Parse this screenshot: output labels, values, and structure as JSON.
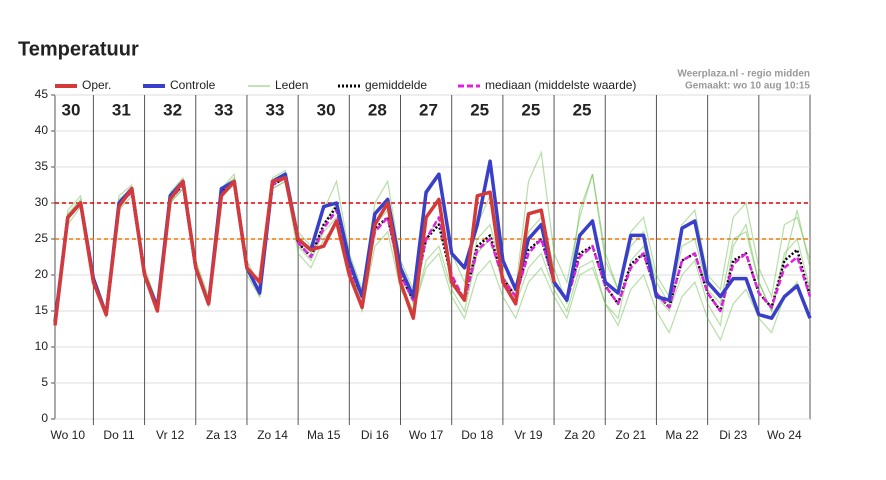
{
  "chart_data": {
    "type": "line",
    "title": "Temperatuur",
    "credit": [
      "Weerplaza.nl - regio midden",
      "Gemaakt: wo 10 aug 10:15"
    ],
    "x": [
      0.25,
      0.5,
      0.75,
      1,
      1.25,
      1.5,
      1.75,
      2,
      2.25,
      2.5,
      2.75,
      3,
      3.25,
      3.5,
      3.75,
      4,
      4.25,
      4.5,
      4.75,
      5,
      5.25,
      5.5,
      5.75,
      6,
      6.25,
      6.5,
      6.75,
      7,
      7.25,
      7.5,
      7.75,
      8,
      8.25,
      8.5,
      8.75,
      9,
      9.25,
      9.5,
      9.75,
      10,
      10.25,
      10.5,
      10.75,
      11,
      11.25,
      11.5,
      11.75,
      12,
      12.25,
      12.5,
      12.75,
      13,
      13.25,
      13.5,
      13.75,
      14,
      14.25,
      14.5,
      14.75,
      15
    ],
    "xlim": [
      0.25,
      15
    ],
    "xticks": [
      {
        "value": 0.5,
        "label": "Wo 10"
      },
      {
        "value": 1.5,
        "label": "Do 11"
      },
      {
        "value": 2.5,
        "label": "Vr 12"
      },
      {
        "value": 3.5,
        "label": "Za 13"
      },
      {
        "value": 4.5,
        "label": "Zo 14"
      },
      {
        "value": 5.5,
        "label": "Ma 15"
      },
      {
        "value": 6.5,
        "label": "Di 16"
      },
      {
        "value": 7.5,
        "label": "Wo 17"
      },
      {
        "value": 8.5,
        "label": "Do 18"
      },
      {
        "value": 9.5,
        "label": "Vr 19"
      },
      {
        "value": 10.5,
        "label": "Za 20"
      },
      {
        "value": 11.5,
        "label": "Zo 21"
      },
      {
        "value": 12.5,
        "label": "Ma 22"
      },
      {
        "value": 13.5,
        "label": "Di 23"
      },
      {
        "value": 14.5,
        "label": "Wo 24"
      }
    ],
    "xgrid": [
      1,
      2,
      3,
      4,
      5,
      6,
      7,
      8,
      9,
      10,
      11,
      12,
      13,
      14
    ],
    "ylim": [
      0,
      45
    ],
    "yticks": [
      0,
      5,
      10,
      15,
      20,
      25,
      30,
      35,
      40,
      45
    ],
    "reference_lines": [
      {
        "value": 30,
        "color": "#e00000"
      },
      {
        "value": 25,
        "color": "#f07800"
      }
    ],
    "max_labels": {
      "x": [
        0,
        1,
        2,
        3,
        4,
        5,
        6,
        7,
        8,
        9,
        10
      ],
      "values": [
        30,
        31,
        32,
        33,
        33,
        30,
        28,
        27,
        25,
        25,
        25
      ],
      "color": "#e00000"
    },
    "series": [
      {
        "name": "Leden",
        "color": "#5cb83a",
        "members": [
          [
            14,
            29,
            31,
            20,
            15,
            31,
            32.5,
            21,
            16,
            31.5,
            33.5,
            22,
            17,
            32,
            34,
            22,
            18.5,
            33.5,
            34.5,
            26,
            24,
            29,
            33,
            23,
            18,
            30,
            33,
            22,
            18,
            31,
            34,
            23,
            19,
            27,
            31,
            22,
            18,
            33,
            37,
            23,
            19,
            28,
            34,
            23,
            18,
            26,
            28,
            20,
            17,
            27,
            29,
            20,
            18,
            28,
            30,
            21,
            17,
            27,
            28,
            22
          ],
          [
            13,
            27,
            29.5,
            19,
            14,
            29,
            31,
            19.5,
            15,
            30,
            32,
            20.5,
            15.5,
            31,
            32.5,
            20,
            17,
            32,
            33,
            23,
            21,
            25,
            27,
            20,
            15,
            24,
            26,
            18,
            15,
            21,
            23,
            17,
            14,
            20,
            22,
            17,
            14,
            19,
            21,
            17,
            14,
            20,
            21,
            16,
            13,
            18,
            20,
            15,
            12,
            17,
            19,
            14,
            11,
            16,
            18,
            14,
            12,
            17,
            19,
            14
          ],
          [
            13.5,
            28.5,
            30.5,
            19.5,
            14.5,
            30.5,
            32,
            20,
            15,
            31,
            33,
            21,
            16,
            32,
            33.5,
            21,
            18,
            33,
            34,
            25,
            23,
            27,
            30,
            21,
            16,
            27,
            29,
            20,
            16,
            25,
            28,
            19,
            17,
            25,
            27,
            20,
            17,
            26,
            28,
            21,
            16,
            29,
            34,
            22,
            18,
            24,
            26,
            19,
            16,
            24,
            25,
            18,
            16,
            25,
            26,
            19,
            15,
            23,
            25,
            18
          ],
          [
            13,
            28,
            30,
            19,
            14.5,
            29.5,
            31.5,
            20,
            15.5,
            30,
            32,
            21,
            16.5,
            31,
            33,
            21.5,
            17,
            32,
            33,
            24,
            22,
            26,
            28,
            20,
            17,
            26,
            28,
            19,
            15,
            22,
            24,
            18,
            15,
            23,
            25,
            19,
            16,
            21,
            23,
            18,
            15,
            21,
            22,
            16,
            14,
            22,
            24,
            17,
            15,
            20,
            22,
            16,
            13,
            24,
            27,
            19,
            15,
            22,
            29,
            21
          ]
        ]
      },
      {
        "name": "gemiddelde",
        "color": "#000000",
        "dash": "2 2",
        "values": [
          13.5,
          28,
          30,
          19.5,
          14.5,
          30,
          31.5,
          20,
          15.5,
          30.5,
          32.5,
          21,
          16,
          31.5,
          33,
          21,
          17.5,
          32.5,
          33.5,
          24.5,
          22.5,
          27,
          29.5,
          21,
          17,
          26.5,
          28,
          20,
          16.5,
          25,
          27,
          19.5,
          16.5,
          24,
          25.5,
          19.5,
          17,
          23.5,
          25,
          19,
          16.5,
          23,
          24,
          18.5,
          16,
          21.5,
          23,
          17.5,
          15.5,
          22,
          23,
          17.5,
          15,
          22,
          23,
          17.5,
          15.5,
          22,
          23.5,
          17
        ]
      },
      {
        "name": "mediaan (middelste waarde)",
        "color": "#e020e0",
        "dash": "6 3",
        "values": [
          13.5,
          28,
          30,
          19.5,
          14.5,
          30,
          31.5,
          20,
          15.5,
          30.5,
          32.5,
          21,
          16,
          31.5,
          33,
          21,
          17.5,
          32.5,
          33.5,
          24.5,
          22.5,
          26.5,
          29,
          21,
          17,
          26,
          28,
          20,
          16.5,
          25,
          28,
          20,
          16.5,
          23.5,
          25,
          19.5,
          17,
          23,
          25,
          19,
          16.5,
          22.5,
          24,
          18.5,
          16,
          21,
          23,
          17.5,
          15.5,
          22,
          23,
          17.5,
          15,
          21.5,
          23,
          17.5,
          15.5,
          21,
          22.5,
          17
        ]
      },
      {
        "name": "Controle",
        "color": "#3a3fc8",
        "values": [
          13.5,
          28,
          30,
          19.5,
          14.5,
          30,
          32,
          20,
          15.5,
          31,
          33,
          21,
          16,
          32,
          33,
          21,
          17.5,
          33,
          34,
          25,
          23.5,
          29.5,
          30,
          22,
          17,
          28.5,
          30.5,
          21,
          17,
          31.5,
          34,
          23,
          21,
          27,
          35.8,
          22,
          18,
          25,
          27,
          19,
          16.5,
          25.5,
          27.5,
          19,
          17.5,
          25.5,
          25.5,
          17,
          16.5,
          26.5,
          27.5,
          19,
          17,
          19.5,
          19.5,
          14.5,
          14,
          17,
          18.5,
          14
        ]
      },
      {
        "name": "Oper.",
        "color": "#d43a3a",
        "values": [
          13,
          28,
          30,
          19,
          14.5,
          29.5,
          32,
          20,
          15,
          30.5,
          33,
          21,
          16,
          31,
          33,
          21,
          19,
          33,
          33.5,
          25,
          23.5,
          24,
          27.5,
          20,
          15.5,
          27,
          30,
          19,
          14,
          28,
          30.5,
          19,
          16.5,
          31,
          31.5,
          19,
          16,
          28.5,
          29,
          19,
          null,
          null,
          null,
          null,
          null,
          null,
          null,
          null,
          null,
          null,
          null,
          null,
          null,
          null,
          null,
          null,
          null,
          null,
          null,
          null
        ]
      }
    ]
  }
}
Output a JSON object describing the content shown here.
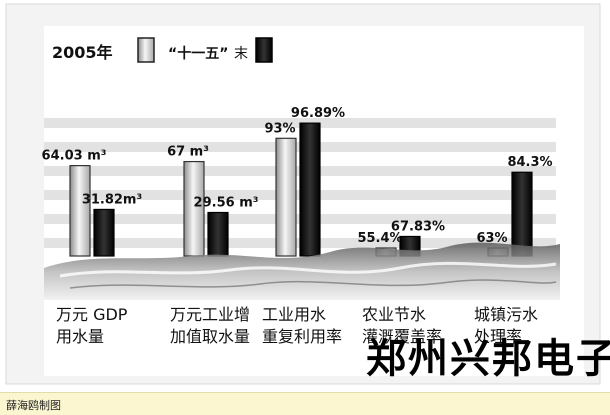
{
  "chart_data": {
    "type": "bar",
    "legend": {
      "year_label": "2005年",
      "end_label_quoted": "“十一五”",
      "end_label_suffix": "末",
      "placement": "top-left"
    },
    "categories": [
      [
        "万元 GDP",
        "用水量"
      ],
      [
        "万元工业增",
        "加值取水量"
      ],
      [
        "工业用水",
        "重复利用率"
      ],
      [
        "农业节水",
        "灌溉覆盖率"
      ],
      [
        "城镇污水",
        "处理率"
      ]
    ],
    "series": [
      {
        "name": "2005年",
        "values": [
          64.03,
          67,
          93,
          55.4,
          63
        ],
        "labels": [
          "64.03 m³",
          "67 m³",
          "93%",
          "55.4%",
          "63%"
        ]
      },
      {
        "name": "“十一五”末",
        "values": [
          31.82,
          29.56,
          96.89,
          67.83,
          84.3
        ],
        "labels": [
          "31.82m³",
          "29.56 m³",
          "96.89%",
          "67.83%",
          "84.3%"
        ]
      }
    ],
    "grid": true
  },
  "watermark": "郑州兴邦电子",
  "caption": "薛海鸥制图",
  "colors": {
    "background": "#ffffff",
    "panel": "#f2f2f2",
    "stripe": "#dedede",
    "bar_2005_light": "#f4f4f4",
    "bar_2005_dark": "#9a9a9a",
    "bar_2010": "#060606",
    "caption_bg": "#fbf6cf"
  }
}
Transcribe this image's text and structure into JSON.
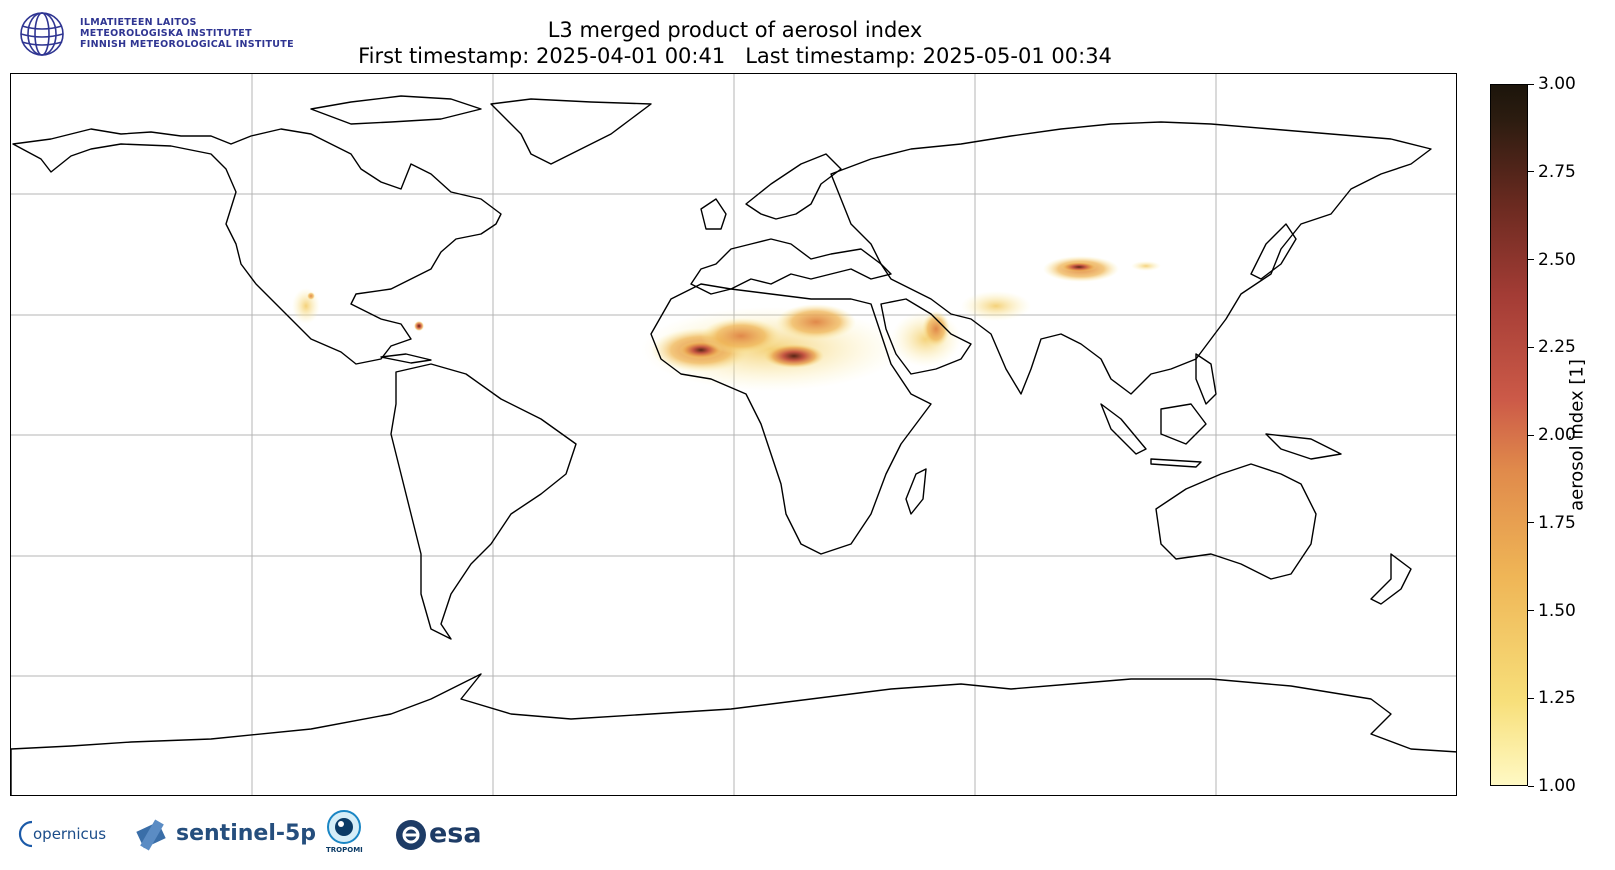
{
  "header": {
    "title_line1": "L3 merged product of aerosol index",
    "title_line2": "First timestamp: 2025-04-01 00:41   Last timestamp: 2025-05-01 00:34"
  },
  "institute": {
    "line1": "ILMATIETEEN LAITOS",
    "line2": "METEOROLOGISKA INSTITUTET",
    "line3": "FINNISH METEOROLOGICAL INSTITUTE",
    "color": "#2f3592"
  },
  "colorbar": {
    "label": "aerosol index [1]",
    "min": 1.0,
    "max": 3.0,
    "ticks": [
      "1.00",
      "1.25",
      "1.50",
      "1.75",
      "2.00",
      "2.25",
      "2.50",
      "2.75",
      "3.00"
    ],
    "colormap": "yellow-orange-red-brown-black"
  },
  "map": {
    "projection": "PlateCarree",
    "lon_range": [
      -180,
      180
    ],
    "lat_range": [
      -90,
      90
    ],
    "gridlines": true,
    "grid_lon": [
      -120,
      -60,
      0,
      60,
      120
    ],
    "grid_lat": [
      -60,
      -30,
      0,
      30,
      60
    ]
  },
  "footer_logos": {
    "copernicus": "opernicus",
    "sentinel": "sentinel-5p",
    "tropomi": "TROPOMI",
    "esa": "esa"
  }
}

==============================

- **SHORT PROBLEM**
Only the lines from the one containing "Transcribe this image's" through the end of the listing are to be quoted, exactly and with both ends included; pictures are left out.

- **PROBLEM SOLUTION**
Transcribe this image's text and structure into JSON.
{
  "header": {
    "title_line1": "L3 merged product of aerosol index",
    "title_line2": "First timestamp: 2025-04-01 00:41   Last timestamp: 2025-05-01 00:34"
  },
  "institute": {
    "line1": "ILMATIETEEN LAITOS",
    "line2": "METEOROLOGISKA INSTITUTET",
    "line3": "FINNISH METEOROLOGICAL INSTITUTE",
    "color": "#2f3592"
  },
  "colorbar": {
    "label": "aerosol index [1]",
    "min": 1.0,
    "max": 3.0,
    "ticks": [
      "1.00",
      "1.25",
      "1.50",
      "1.75",
      "2.00",
      "2.25",
      "2.50",
      "2.75",
      "3.00"
    ],
    "colormap": "yellow-orange-red-brown-black"
  },
  "map": {
    "projection": "PlateCarree",
    "lon_range": [
      -180,
      180
    ],
    "lat_range": [
      -90,
      90
    ],
    "gridlines": true,
    "grid_lon": [
      -120,
      -60,
      0,
      60,
      120
    ],
    "grid_lat": [
      -60,
      -30,
      0,
      30,
      60
    ]
  },
  "footer_logos": {
    "copernicus": "opernicus",
    "sentinel": "sentinel-5p",
    "tropomi": "TROPOMI",
    "esa": "esa"
  }
}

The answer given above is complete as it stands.